» GIVEN INSTRUCTION:
Reproduce each line exactly.

>> BEGIN GIVEN RECORDS

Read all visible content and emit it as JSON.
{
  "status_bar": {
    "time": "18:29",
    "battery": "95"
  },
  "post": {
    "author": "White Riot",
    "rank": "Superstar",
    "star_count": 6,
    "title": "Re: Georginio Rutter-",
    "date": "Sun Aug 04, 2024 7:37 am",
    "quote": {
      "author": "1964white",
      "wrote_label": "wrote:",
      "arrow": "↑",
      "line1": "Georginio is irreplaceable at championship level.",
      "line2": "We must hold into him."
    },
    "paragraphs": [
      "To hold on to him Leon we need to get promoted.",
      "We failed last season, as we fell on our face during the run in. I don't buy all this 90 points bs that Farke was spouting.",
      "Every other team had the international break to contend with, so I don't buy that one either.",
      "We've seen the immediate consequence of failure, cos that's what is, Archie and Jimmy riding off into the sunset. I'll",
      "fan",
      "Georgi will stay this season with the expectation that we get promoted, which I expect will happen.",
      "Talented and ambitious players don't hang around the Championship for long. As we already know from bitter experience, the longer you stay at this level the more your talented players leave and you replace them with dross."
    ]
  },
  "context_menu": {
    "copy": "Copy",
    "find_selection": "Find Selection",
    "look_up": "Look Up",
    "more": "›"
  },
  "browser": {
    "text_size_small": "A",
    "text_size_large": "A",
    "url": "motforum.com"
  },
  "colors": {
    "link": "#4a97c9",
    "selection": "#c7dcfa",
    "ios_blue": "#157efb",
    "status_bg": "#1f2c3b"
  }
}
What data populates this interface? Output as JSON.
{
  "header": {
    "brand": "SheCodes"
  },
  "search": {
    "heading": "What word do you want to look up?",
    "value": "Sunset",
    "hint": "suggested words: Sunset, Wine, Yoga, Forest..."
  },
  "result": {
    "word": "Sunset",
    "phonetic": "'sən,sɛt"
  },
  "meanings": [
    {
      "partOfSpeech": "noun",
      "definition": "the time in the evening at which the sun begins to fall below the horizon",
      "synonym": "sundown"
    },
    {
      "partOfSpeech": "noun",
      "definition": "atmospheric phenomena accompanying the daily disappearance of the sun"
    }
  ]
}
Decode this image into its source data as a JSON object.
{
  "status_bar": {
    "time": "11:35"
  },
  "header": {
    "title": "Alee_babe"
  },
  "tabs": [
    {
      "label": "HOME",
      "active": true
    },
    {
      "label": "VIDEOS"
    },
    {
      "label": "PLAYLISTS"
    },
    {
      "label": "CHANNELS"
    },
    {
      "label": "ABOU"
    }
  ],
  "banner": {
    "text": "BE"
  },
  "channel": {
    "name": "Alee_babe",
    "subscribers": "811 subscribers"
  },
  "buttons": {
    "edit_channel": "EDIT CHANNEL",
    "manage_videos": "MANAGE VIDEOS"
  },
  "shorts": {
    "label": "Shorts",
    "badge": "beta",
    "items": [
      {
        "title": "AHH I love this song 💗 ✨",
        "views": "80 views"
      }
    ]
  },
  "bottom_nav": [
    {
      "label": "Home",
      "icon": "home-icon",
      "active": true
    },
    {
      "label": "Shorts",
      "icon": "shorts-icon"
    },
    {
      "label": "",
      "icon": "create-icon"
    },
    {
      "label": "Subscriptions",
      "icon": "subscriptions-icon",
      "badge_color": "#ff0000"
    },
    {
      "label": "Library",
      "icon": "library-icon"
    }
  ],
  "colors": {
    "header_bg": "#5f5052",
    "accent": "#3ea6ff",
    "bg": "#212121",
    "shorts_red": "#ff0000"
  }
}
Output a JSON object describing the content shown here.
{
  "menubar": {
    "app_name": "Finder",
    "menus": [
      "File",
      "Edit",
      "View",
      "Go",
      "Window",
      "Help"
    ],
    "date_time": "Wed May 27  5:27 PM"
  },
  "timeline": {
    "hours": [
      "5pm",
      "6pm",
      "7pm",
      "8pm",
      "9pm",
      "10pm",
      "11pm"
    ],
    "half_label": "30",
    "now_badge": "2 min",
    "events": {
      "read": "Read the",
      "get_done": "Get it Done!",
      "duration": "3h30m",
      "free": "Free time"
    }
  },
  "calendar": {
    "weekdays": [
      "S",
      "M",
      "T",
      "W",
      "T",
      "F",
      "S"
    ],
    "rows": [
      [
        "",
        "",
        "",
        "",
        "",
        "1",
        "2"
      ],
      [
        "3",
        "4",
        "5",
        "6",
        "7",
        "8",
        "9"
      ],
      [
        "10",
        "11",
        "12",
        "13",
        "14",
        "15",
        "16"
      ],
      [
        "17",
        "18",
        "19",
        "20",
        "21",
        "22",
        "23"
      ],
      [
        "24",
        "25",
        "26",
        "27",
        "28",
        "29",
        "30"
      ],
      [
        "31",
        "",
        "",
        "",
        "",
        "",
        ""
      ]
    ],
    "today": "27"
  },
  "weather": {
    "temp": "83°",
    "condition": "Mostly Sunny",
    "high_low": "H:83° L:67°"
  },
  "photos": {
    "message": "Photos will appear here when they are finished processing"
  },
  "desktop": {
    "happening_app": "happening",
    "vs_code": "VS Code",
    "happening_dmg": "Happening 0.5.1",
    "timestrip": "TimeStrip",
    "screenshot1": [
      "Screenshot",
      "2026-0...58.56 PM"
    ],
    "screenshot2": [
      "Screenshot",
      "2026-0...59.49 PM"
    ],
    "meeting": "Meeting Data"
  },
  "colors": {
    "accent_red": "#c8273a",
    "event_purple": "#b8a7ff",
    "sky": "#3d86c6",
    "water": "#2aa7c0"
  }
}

>> END GIVEN RECORDS

» ANSWER TO THIS TASK:
Read all visible content and emit it as JSON.
{
  "status_bar": {
    "time": "18:29",
    "battery": "95"
  },
  "post": {
    "author": "White Riot",
    "rank": "Superstar",
    "star_count": 6,
    "title": "Re: Georginio Rutter-",
    "date": "Sun Aug 04, 2024 7:37 am",
    "quote": {
      "author": "1964white",
      "wrote_label": "wrote:",
      "arrow": "↑",
      "line1": "Georginio is irreplaceable at championship level.",
      "line2": "We must hold into him."
    },
    "paragraphs": [
      "To hold on to him Leon we need to get promoted.",
      "We failed last season, as we fell on our face during the run in. I don't buy all this 90 points bs that Farke was spouting.",
      "Every other team had the international break to contend with, so I don't buy that one either.",
      "We've seen the immediate consequence of failure, cos that's what is, Archie and Jimmy riding off into the sunset. I'll",
      "fan",
      "Georgi will stay this season with the expectation that we get promoted, which I expect will happen.",
      "Talented and ambitious players don't hang around the Championship for long. As we already know from bitter experience, the longer you stay at this level the more your talented players leave and you replace them with dross."
    ]
  },
  "context_menu": {
    "copy": "Copy",
    "find_selection": "Find Selection",
    "look_up": "Look Up",
    "more": "›"
  },
  "browser": {
    "text_size_small": "A",
    "text_size_large": "A",
    "url": "motforum.com"
  },
  "colors": {
    "link": "#4a97c9",
    "selection": "#c7dcfa",
    "ios_blue": "#157efb",
    "status_bg": "#1f2c3b"
  }
}
What data populates this interface? Output as JSON.
{
  "header": {
    "brand": "SheCodes"
  },
  "search": {
    "heading": "What word do you want to look up?",
    "value": "Sunset",
    "hint": "suggested words: Sunset, Wine, Yoga, Forest..."
  },
  "result": {
    "word": "Sunset",
    "phonetic": "'sən,sɛt"
  },
  "meanings": [
    {
      "partOfSpeech": "noun",
      "definition": "the time in the evening at which the sun begins to fall below the horizon",
      "synonym": "sundown"
    },
    {
      "partOfSpeech": "noun",
      "definition": "atmospheric phenomena accompanying the daily disappearance of the sun"
    }
  ]
}
Decode this image into its source data as a JSON object.
{
  "status_bar": {
    "time": "11:35"
  },
  "header": {
    "title": "Alee_babe"
  },
  "tabs": [
    {
      "label": "HOME",
      "active": true
    },
    {
      "label": "VIDEOS"
    },
    {
      "label": "PLAYLISTS"
    },
    {
      "label": "CHANNELS"
    },
    {
      "label": "ABOU"
    }
  ],
  "banner": {
    "text": "BE"
  },
  "channel": {
    "name": "Alee_babe",
    "subscribers": "811 subscribers"
  },
  "buttons": {
    "edit_channel": "EDIT CHANNEL",
    "manage_videos": "MANAGE VIDEOS"
  },
  "shorts": {
    "label": "Shorts",
    "badge": "beta",
    "items": [
      {
        "title": "AHH I love this song 💗 ✨",
        "views": "80 views"
      }
    ]
  },
  "bottom_nav": [
    {
      "label": "Home",
      "icon": "home-icon",
      "active": true
    },
    {
      "label": "Shorts",
      "icon": "shorts-icon"
    },
    {
      "label": "",
      "icon": "create-icon"
    },
    {
      "label": "Subscriptions",
      "icon": "subscriptions-icon",
      "badge_color": "#ff0000"
    },
    {
      "label": "Library",
      "icon": "library-icon"
    }
  ],
  "colors": {
    "header_bg": "#5f5052",
    "accent": "#3ea6ff",
    "bg": "#212121",
    "shorts_red": "#ff0000"
  }
}
Output a JSON object describing the content shown here.
{
  "menubar": {
    "app_name": "Finder",
    "menus": [
      "File",
      "Edit",
      "View",
      "Go",
      "Window",
      "Help"
    ],
    "date_time": "Wed May 27  5:27 PM"
  },
  "timeline": {
    "hours": [
      "5pm",
      "6pm",
      "7pm",
      "8pm",
      "9pm",
      "10pm",
      "11pm"
    ],
    "half_label": "30",
    "now_badge": "2 min",
    "events": {
      "read": "Read the",
      "get_done": "Get it Done!",
      "duration": "3h30m",
      "free": "Free time"
    }
  },
  "calendar": {
    "weekdays": [
      "S",
      "M",
      "T",
      "W",
      "T",
      "F",
      "S"
    ],
    "rows": [
      [
        "",
        "",
        "",
        "",
        "",
        "1",
        "2"
      ],
      [
        "3",
        "4",
        "5",
        "6",
        "7",
        "8",
        "9"
      ],
      [
        "10",
        "11",
        "12",
        "13",
        "14",
        "15",
        "16"
      ],
      [
        "17",
        "18",
        "19",
        "20",
        "21",
        "22",
        "23"
      ],
      [
        "24",
        "25",
        "26",
        "27",
        "28",
        "29",
        "30"
      ],
      [
        "31",
        "",
        "",
        "",
        "",
        "",
        ""
      ]
    ],
    "today": "27"
  },
  "weather": {
    "temp": "83°",
    "condition": "Mostly Sunny",
    "high_low": "H:83° L:67°"
  },
  "photos": {
    "message": "Photos will appear here when they are finished processing"
  },
  "desktop": {
    "happening_app": "happening",
    "vs_code": "VS Code",
    "happening_dmg": "Happening 0.5.1",
    "timestrip": "TimeStrip",
    "screenshot1": [
      "Screenshot",
      "2026-0...58.56 PM"
    ],
    "screenshot2": [
      "Screenshot",
      "2026-0...59.49 PM"
    ],
    "meeting": "Meeting Data"
  },
  "colors": {
    "accent_red": "#c8273a",
    "event_purple": "#b8a7ff",
    "sky": "#3d86c6",
    "water": "#2aa7c0"
  }
}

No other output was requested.